§ Task description
Only the pictures are left out: repeat the rest of the entries exactly.
## Start Records to process
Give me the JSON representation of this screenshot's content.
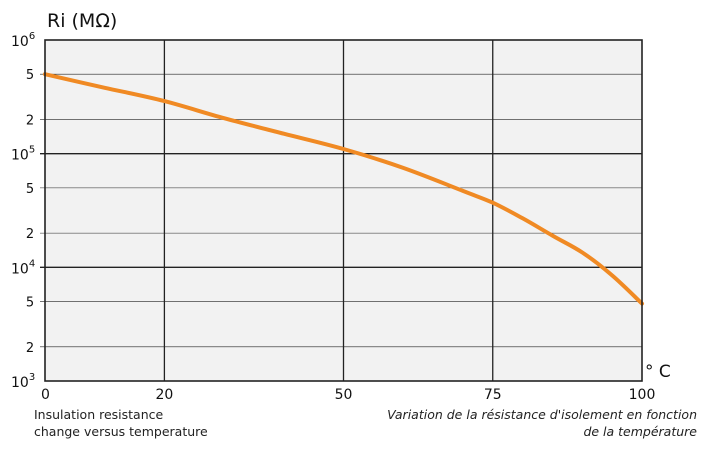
{
  "chart_data": {
    "type": "line",
    "ylabel": "Ri (MΩ)",
    "xunit": "° C",
    "xscale": "linear",
    "yscale": "log",
    "xlim": [
      0,
      100
    ],
    "ylim": [
      1000,
      1000000
    ],
    "grid": true,
    "xticks": [
      {
        "value": 0,
        "label": "0"
      },
      {
        "value": 20,
        "label": "20"
      },
      {
        "value": 50,
        "label": "50"
      },
      {
        "value": 75,
        "label": "75"
      },
      {
        "value": 100,
        "label": "100"
      }
    ],
    "ydecades": [
      {
        "value": 1000,
        "base": "10",
        "exp": "3"
      },
      {
        "value": 10000,
        "base": "10",
        "exp": "4"
      },
      {
        "value": 100000,
        "base": "10",
        "exp": "5"
      },
      {
        "value": 1000000,
        "base": "10",
        "exp": "6"
      }
    ],
    "yminor": [
      {
        "value": 2000,
        "label": "2"
      },
      {
        "value": 5000,
        "label": "5"
      },
      {
        "value": 20000,
        "label": "2"
      },
      {
        "value": 50000,
        "label": "5"
      },
      {
        "value": 200000,
        "label": "2"
      },
      {
        "value": 500000,
        "label": "5"
      }
    ],
    "series": [
      {
        "color": "#f08a24",
        "x": [
          0,
          10,
          20,
          30,
          40,
          50,
          60,
          70,
          75,
          80,
          85,
          90,
          95,
          100
        ],
        "y": [
          500000,
          380000,
          290000,
          205000,
          150000,
          110000,
          75000,
          47000,
          37000,
          27000,
          19000,
          13500,
          8500,
          4800
        ]
      }
    ],
    "gridcolor": "#222222"
  },
  "captions": {
    "en_line1": "Insulation resistance",
    "en_line2": "change versus temperature",
    "fr_line1": "Variation de la résistance d'isolement en fonction",
    "fr_line2": "de la température"
  }
}
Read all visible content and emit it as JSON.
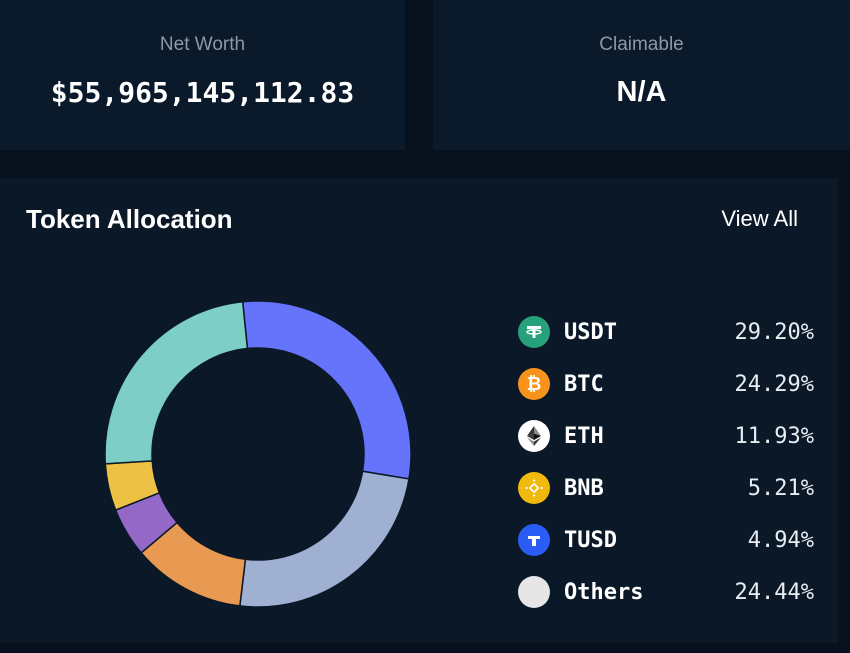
{
  "net_worth": {
    "label": "Net Worth",
    "value": "$55,965,145,112.83"
  },
  "claimable": {
    "label": "Claimable",
    "value": "N/A"
  },
  "allocation": {
    "title": "Token Allocation",
    "view_all_label": "View All"
  },
  "chart_data": {
    "type": "pie",
    "subtype": "donut",
    "title": "Token Allocation",
    "slices": [
      {
        "label": "USDT",
        "value": 29.2,
        "display": "29.20%",
        "color": "#6574fb",
        "legend_color": "#26a17b",
        "icon": "tether-icon"
      },
      {
        "label": "BTC",
        "value": 24.29,
        "display": "24.29%",
        "color": "#9fb0d3",
        "legend_color": "#f7931a",
        "icon": "bitcoin-icon"
      },
      {
        "label": "ETH",
        "value": 11.93,
        "display": "11.93%",
        "color": "#e99a52",
        "legend_color": "#ffffff",
        "icon": "ethereum-icon"
      },
      {
        "label": "BNB",
        "value": 5.21,
        "display": "5.21%",
        "color": "#9368c7",
        "legend_color": "#f0b90b",
        "icon": "bnb-icon"
      },
      {
        "label": "TUSD",
        "value": 4.94,
        "display": "4.94%",
        "color": "#edc144",
        "legend_color": "#2b5cf5",
        "icon": "tusd-icon"
      },
      {
        "label": "Others",
        "value": 24.44,
        "display": "24.44%",
        "color": "#7dcfc6",
        "legend_color": "#e6e6e6",
        "icon": "others-icon"
      }
    ]
  }
}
## End Records to process
§ Answer to the exercise
Give me the JSON representation of this screenshot's content.
{
  "chart_data": {
    "type": "line",
    "ylabel": "Ri (MΩ)",
    "xunit": "° C",
    "xscale": "linear",
    "yscale": "log",
    "xlim": [
      0,
      100
    ],
    "ylim": [
      1000,
      1000000
    ],
    "grid": true,
    "xticks": [
      {
        "value": 0,
        "label": "0"
      },
      {
        "value": 20,
        "label": "20"
      },
      {
        "value": 50,
        "label": "50"
      },
      {
        "value": 75,
        "label": "75"
      },
      {
        "value": 100,
        "label": "100"
      }
    ],
    "ydecades": [
      {
        "value": 1000,
        "base": "10",
        "exp": "3"
      },
      {
        "value": 10000,
        "base": "10",
        "exp": "4"
      },
      {
        "value": 100000,
        "base": "10",
        "exp": "5"
      },
      {
        "value": 1000000,
        "base": "10",
        "exp": "6"
      }
    ],
    "yminor": [
      {
        "value": 2000,
        "label": "2"
      },
      {
        "value": 5000,
        "label": "5"
      },
      {
        "value": 20000,
        "label": "2"
      },
      {
        "value": 50000,
        "label": "5"
      },
      {
        "value": 200000,
        "label": "2"
      },
      {
        "value": 500000,
        "label": "5"
      }
    ],
    "series": [
      {
        "color": "#f08a24",
        "x": [
          0,
          10,
          20,
          30,
          40,
          50,
          60,
          70,
          75,
          80,
          85,
          90,
          95,
          100
        ],
        "y": [
          500000,
          380000,
          290000,
          205000,
          150000,
          110000,
          75000,
          47000,
          37000,
          27000,
          19000,
          13500,
          8500,
          4800
        ]
      }
    ],
    "gridcolor": "#222222"
  },
  "captions": {
    "en_line1": "Insulation resistance",
    "en_line2": "change versus temperature",
    "fr_line1": "Variation de la résistance d'isolement en fonction",
    "fr_line2": "de la température"
  }
}
Read all visible content and emit it as JSON.
{
  "net_worth": {
    "label": "Net Worth",
    "value": "$55,965,145,112.83"
  },
  "claimable": {
    "label": "Claimable",
    "value": "N/A"
  },
  "allocation": {
    "title": "Token Allocation",
    "view_all_label": "View All"
  },
  "chart_data": {
    "type": "pie",
    "subtype": "donut",
    "title": "Token Allocation",
    "slices": [
      {
        "label": "USDT",
        "value": 29.2,
        "display": "29.20%",
        "color": "#6574fb",
        "legend_color": "#26a17b",
        "icon": "tether-icon"
      },
      {
        "label": "BTC",
        "value": 24.29,
        "display": "24.29%",
        "color": "#9fb0d3",
        "legend_color": "#f7931a",
        "icon": "bitcoin-icon"
      },
      {
        "label": "ETH",
        "value": 11.93,
        "display": "11.93%",
        "color": "#e99a52",
        "legend_color": "#ffffff",
        "icon": "ethereum-icon"
      },
      {
        "label": "BNB",
        "value": 5.21,
        "display": "5.21%",
        "color": "#9368c7",
        "legend_color": "#f0b90b",
        "icon": "bnb-icon"
      },
      {
        "label": "TUSD",
        "value": 4.94,
        "display": "4.94%",
        "color": "#edc144",
        "legend_color": "#2b5cf5",
        "icon": "tusd-icon"
      },
      {
        "label": "Others",
        "value": 24.44,
        "display": "24.44%",
        "color": "#7dcfc6",
        "legend_color": "#e6e6e6",
        "icon": "others-icon"
      }
    ]
  }
}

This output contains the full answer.